▶ [Data in this exercise]
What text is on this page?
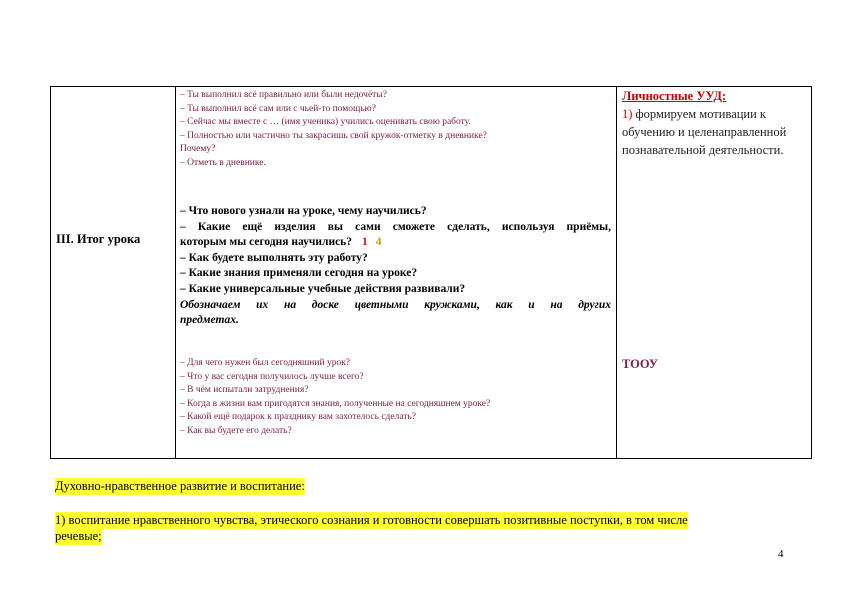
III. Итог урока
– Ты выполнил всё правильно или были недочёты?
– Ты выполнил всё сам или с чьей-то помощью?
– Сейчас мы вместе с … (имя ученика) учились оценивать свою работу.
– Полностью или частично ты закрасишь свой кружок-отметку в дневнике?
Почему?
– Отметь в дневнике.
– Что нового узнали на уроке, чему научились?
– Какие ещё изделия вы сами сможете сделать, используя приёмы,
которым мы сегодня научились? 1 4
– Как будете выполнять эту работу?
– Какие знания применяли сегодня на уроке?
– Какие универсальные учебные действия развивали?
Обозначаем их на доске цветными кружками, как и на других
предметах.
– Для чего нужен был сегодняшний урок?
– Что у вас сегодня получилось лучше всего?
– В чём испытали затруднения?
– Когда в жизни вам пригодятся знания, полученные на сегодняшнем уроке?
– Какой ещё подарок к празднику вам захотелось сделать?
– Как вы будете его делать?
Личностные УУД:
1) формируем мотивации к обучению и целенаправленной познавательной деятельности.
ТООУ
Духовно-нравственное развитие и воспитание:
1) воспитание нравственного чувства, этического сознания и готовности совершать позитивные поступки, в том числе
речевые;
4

▶ [Short exercise] Reproduce the entries above word for word. Pictures stay out.

▶ [Task output]
What text is on this page?
III. Итог урока
– Ты выполнил всё правильно или были недочёты?
– Ты выполнил всё сам или с чьей-то помощью?
– Сейчас мы вместе с … (имя ученика) учились оценивать свою работу.
– Полностью или частично ты закрасишь свой кружок-отметку в дневнике?
Почему?
– Отметь в дневнике.
– Что нового узнали на уроке, чему научились?
– Какие ещё изделия вы сами сможете сделать, используя приёмы,
которым мы сегодня научились? 1 4
– Как будете выполнять эту работу?
– Какие знания применяли сегодня на уроке?
– Какие универсальные учебные действия развивали?
Обозначаем их на доске цветными кружками, как и на других
предметах.
– Для чего нужен был сегодняшний урок?
– Что у вас сегодня получилось лучше всего?
– В чём испытали затруднения?
– Когда в жизни вам пригодятся знания, полученные на сегодняшнем уроке?
– Какой ещё подарок к празднику вам захотелось сделать?
– Как вы будете его делать?
Личностные УУД:
1) формируем мотивации к обучению и целенаправленной познавательной деятельности.
ТООУ
Духовно-нравственное развитие и воспитание:
1) воспитание нравственного чувства, этического сознания и готовности совершать позитивные поступки, в том числе
речевые;
4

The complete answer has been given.